** start Stored data **

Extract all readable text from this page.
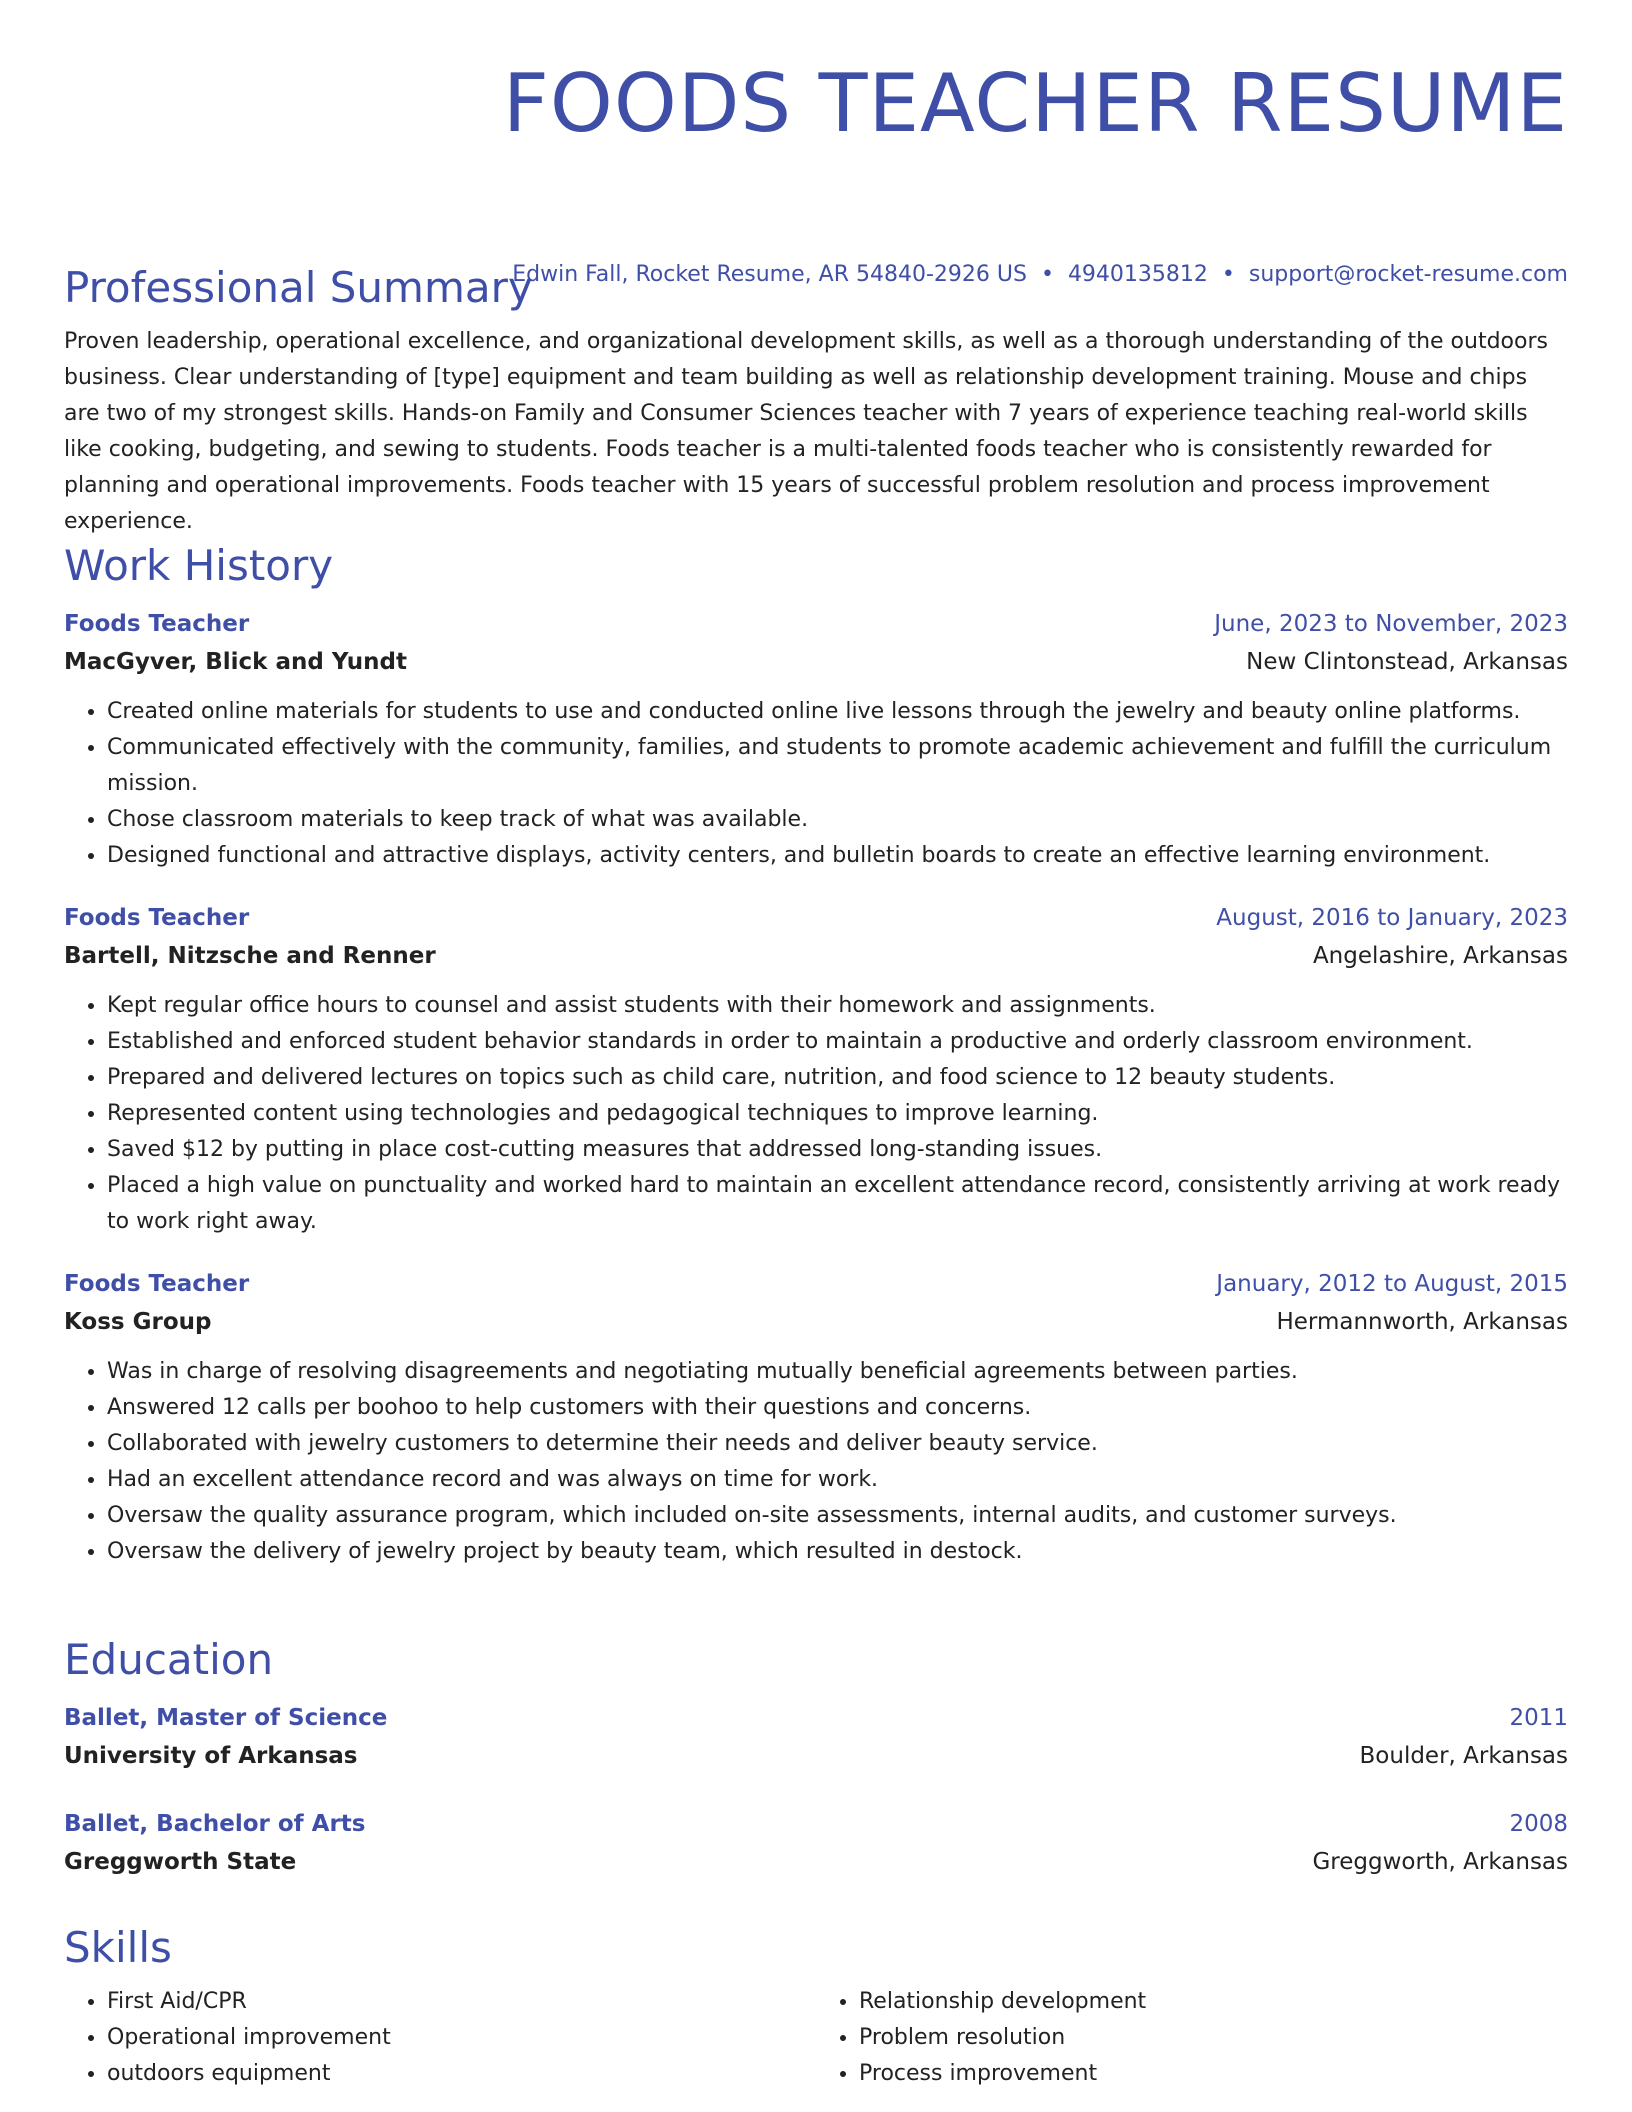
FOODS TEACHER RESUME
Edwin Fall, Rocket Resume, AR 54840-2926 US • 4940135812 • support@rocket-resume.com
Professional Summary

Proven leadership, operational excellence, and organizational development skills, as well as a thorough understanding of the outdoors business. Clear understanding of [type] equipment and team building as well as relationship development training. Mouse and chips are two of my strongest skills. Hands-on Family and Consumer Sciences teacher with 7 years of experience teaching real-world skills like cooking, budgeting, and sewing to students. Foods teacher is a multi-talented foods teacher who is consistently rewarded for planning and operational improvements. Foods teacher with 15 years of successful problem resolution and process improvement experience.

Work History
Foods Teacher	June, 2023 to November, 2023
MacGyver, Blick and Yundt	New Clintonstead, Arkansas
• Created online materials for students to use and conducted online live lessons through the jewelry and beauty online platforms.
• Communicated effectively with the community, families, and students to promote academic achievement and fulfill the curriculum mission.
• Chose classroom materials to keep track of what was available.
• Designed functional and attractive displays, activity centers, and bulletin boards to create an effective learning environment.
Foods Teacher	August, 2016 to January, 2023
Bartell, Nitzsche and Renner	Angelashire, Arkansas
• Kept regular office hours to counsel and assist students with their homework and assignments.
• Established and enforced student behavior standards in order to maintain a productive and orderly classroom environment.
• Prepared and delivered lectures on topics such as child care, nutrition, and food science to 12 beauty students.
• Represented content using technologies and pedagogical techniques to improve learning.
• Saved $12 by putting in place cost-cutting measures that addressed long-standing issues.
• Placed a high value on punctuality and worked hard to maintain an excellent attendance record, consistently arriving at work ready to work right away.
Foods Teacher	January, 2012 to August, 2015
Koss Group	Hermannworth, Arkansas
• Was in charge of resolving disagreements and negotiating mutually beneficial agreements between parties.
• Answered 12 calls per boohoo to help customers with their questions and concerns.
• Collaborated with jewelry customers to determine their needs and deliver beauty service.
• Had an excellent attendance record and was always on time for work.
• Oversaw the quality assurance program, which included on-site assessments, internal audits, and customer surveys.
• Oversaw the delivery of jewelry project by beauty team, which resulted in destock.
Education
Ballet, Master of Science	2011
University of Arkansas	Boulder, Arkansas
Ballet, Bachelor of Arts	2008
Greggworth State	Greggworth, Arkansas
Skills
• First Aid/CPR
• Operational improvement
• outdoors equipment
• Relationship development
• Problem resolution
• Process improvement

** end Stored data **
** start Stored data **

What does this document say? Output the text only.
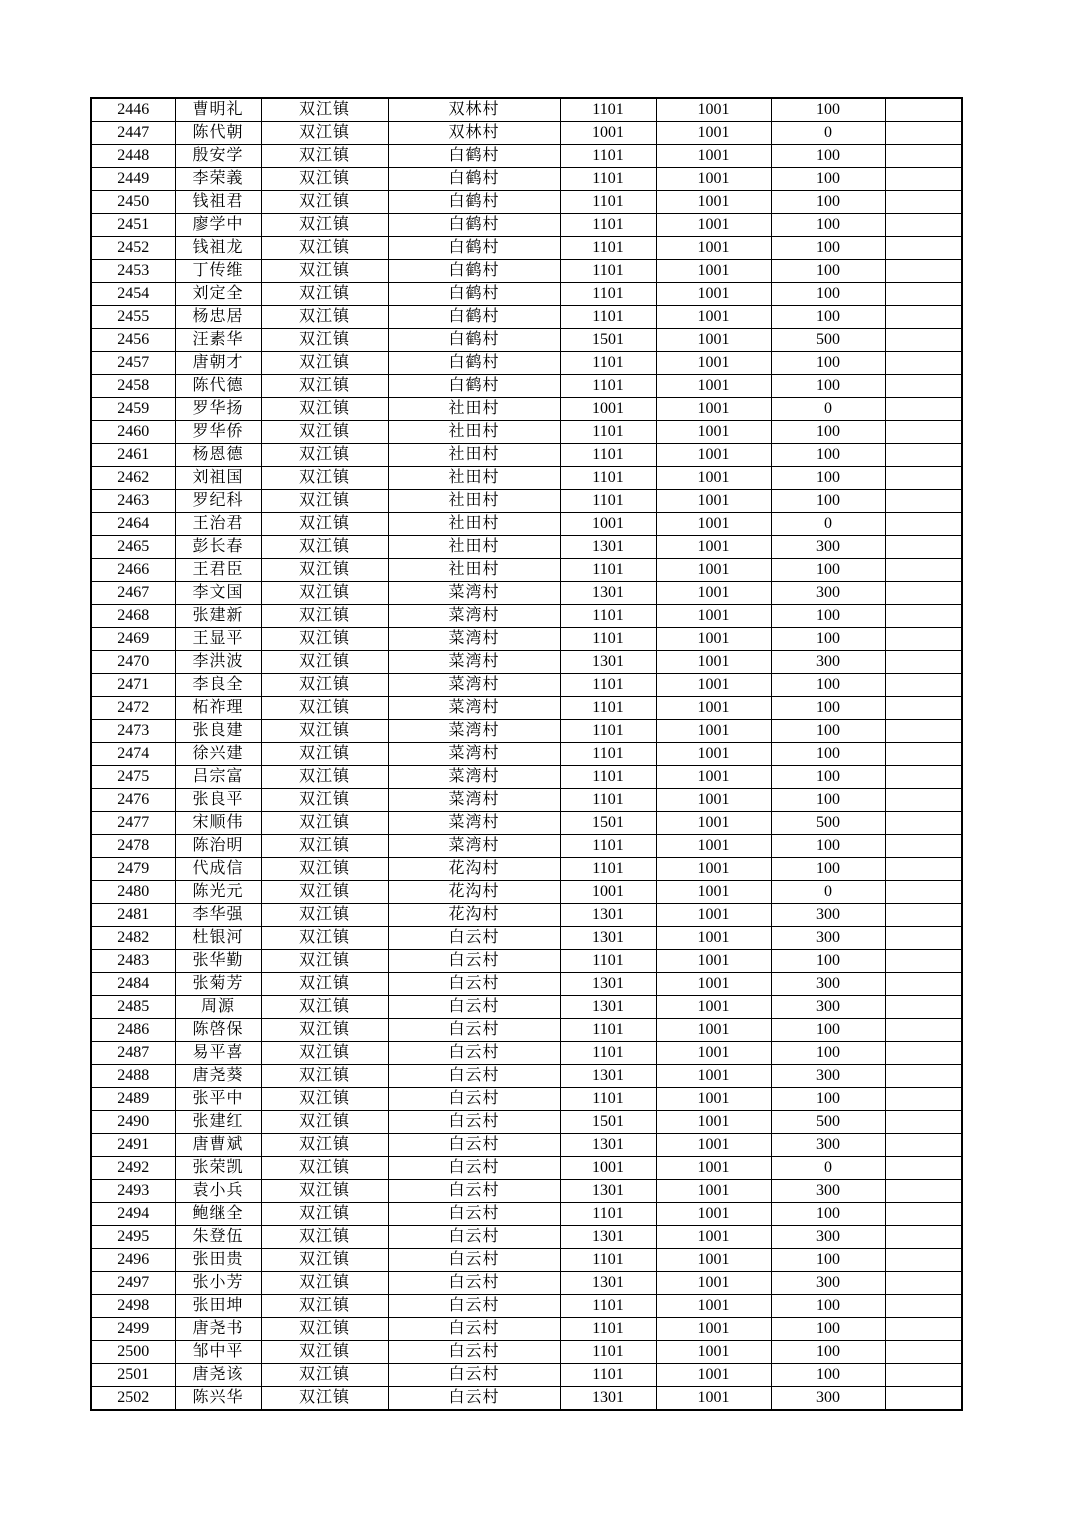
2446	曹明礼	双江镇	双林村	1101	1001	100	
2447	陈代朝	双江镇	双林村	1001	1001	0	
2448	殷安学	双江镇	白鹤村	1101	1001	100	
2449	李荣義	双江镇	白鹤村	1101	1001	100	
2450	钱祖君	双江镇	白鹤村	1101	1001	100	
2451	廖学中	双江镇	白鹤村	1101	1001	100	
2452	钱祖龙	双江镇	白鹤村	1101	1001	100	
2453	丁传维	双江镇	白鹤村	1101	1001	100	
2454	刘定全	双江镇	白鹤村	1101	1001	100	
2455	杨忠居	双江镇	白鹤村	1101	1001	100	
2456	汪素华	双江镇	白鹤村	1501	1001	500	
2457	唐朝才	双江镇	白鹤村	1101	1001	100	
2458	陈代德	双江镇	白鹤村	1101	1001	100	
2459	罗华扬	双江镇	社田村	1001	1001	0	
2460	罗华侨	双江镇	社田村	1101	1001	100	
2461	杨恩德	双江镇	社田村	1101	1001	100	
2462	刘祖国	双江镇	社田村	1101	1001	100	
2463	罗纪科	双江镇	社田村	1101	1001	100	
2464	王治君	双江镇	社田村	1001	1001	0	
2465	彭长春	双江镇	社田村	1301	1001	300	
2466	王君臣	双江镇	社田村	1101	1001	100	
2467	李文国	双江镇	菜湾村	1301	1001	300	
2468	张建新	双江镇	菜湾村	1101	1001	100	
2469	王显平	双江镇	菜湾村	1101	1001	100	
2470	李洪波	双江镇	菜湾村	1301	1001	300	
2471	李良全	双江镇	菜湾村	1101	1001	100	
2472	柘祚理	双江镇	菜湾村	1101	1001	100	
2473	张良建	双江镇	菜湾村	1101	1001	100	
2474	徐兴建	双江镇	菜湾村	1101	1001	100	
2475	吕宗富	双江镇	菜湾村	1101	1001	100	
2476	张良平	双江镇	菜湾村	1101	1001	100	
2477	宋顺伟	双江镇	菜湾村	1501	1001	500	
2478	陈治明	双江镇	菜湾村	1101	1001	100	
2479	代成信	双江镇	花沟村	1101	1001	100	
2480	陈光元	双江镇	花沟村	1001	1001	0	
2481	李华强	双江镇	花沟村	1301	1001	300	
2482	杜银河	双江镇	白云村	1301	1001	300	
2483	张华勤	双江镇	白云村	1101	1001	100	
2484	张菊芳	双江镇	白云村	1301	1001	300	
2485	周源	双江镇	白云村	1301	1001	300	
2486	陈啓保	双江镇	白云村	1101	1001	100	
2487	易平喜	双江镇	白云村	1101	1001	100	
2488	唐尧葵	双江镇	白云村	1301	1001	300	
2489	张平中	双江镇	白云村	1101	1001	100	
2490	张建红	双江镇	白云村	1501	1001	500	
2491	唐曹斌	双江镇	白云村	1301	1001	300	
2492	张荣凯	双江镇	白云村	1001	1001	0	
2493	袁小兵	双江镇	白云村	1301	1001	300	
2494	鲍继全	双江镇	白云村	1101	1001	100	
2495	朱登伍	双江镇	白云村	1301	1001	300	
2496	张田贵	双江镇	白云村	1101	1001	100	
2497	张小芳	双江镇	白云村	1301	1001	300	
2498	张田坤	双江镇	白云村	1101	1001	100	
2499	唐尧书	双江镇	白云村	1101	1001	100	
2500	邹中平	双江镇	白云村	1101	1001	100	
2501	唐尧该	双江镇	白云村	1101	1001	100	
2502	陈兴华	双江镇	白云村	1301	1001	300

** end Stored data **

Short exercise: Filter lines by "environment" and return each hit.

Exercise solution:
• Designed functional and attractive displays, activity centers, and bulletin boards to create an effective learning environment.
• Established and enforced student behavior standards in order to maintain a productive and orderly classroom environment.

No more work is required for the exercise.